PROBLEM REQUIREMENTS: Reproduce every entry that follows word for word, but omit the images.

RECORDS FOR PROCESSING:

⁂

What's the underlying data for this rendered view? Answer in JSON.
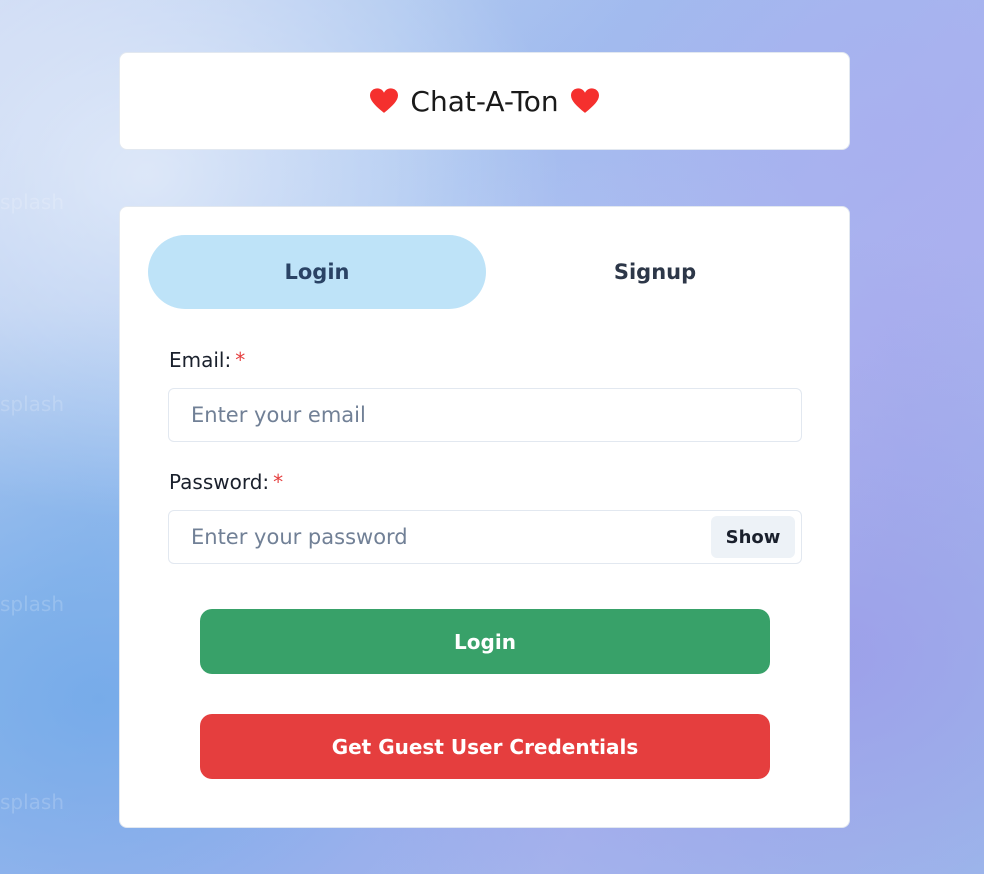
{
  "header": {
    "title": "Chat-A-Ton",
    "left_icon": "heart-icon",
    "right_icon": "heart-icon"
  },
  "tabs": [
    {
      "label": "Login",
      "active": true
    },
    {
      "label": "Signup",
      "active": false
    }
  ],
  "form": {
    "email": {
      "label": "Email:",
      "required_marker": "*",
      "placeholder": "Enter your email",
      "value": ""
    },
    "password": {
      "label": "Password:",
      "required_marker": "*",
      "placeholder": "Enter your password",
      "value": "",
      "toggle_label": "Show"
    },
    "login_label": "Login",
    "guest_label": "Get Guest User Credentials"
  },
  "colors": {
    "heart": "#f5302e",
    "active_tab": "#bee3f8",
    "login_button": "#38a169",
    "guest_button": "#e53e3e",
    "required_marker": "#e53e3e"
  }
}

⁂

WRITTEN ANSWER:
What's the underlying data for this rendered view? Answer in JSON.
{
  "header": {
    "title": "Chat-A-Ton",
    "left_icon": "heart-icon",
    "right_icon": "heart-icon"
  },
  "tabs": [
    {
      "label": "Login",
      "active": true
    },
    {
      "label": "Signup",
      "active": false
    }
  ],
  "form": {
    "email": {
      "label": "Email:",
      "required_marker": "*",
      "placeholder": "Enter your email",
      "value": ""
    },
    "password": {
      "label": "Password:",
      "required_marker": "*",
      "placeholder": "Enter your password",
      "value": "",
      "toggle_label": "Show"
    },
    "login_label": "Login",
    "guest_label": "Get Guest User Credentials"
  },
  "colors": {
    "heart": "#f5302e",
    "active_tab": "#bee3f8",
    "login_button": "#38a169",
    "guest_button": "#e53e3e",
    "required_marker": "#e53e3e"
  }
}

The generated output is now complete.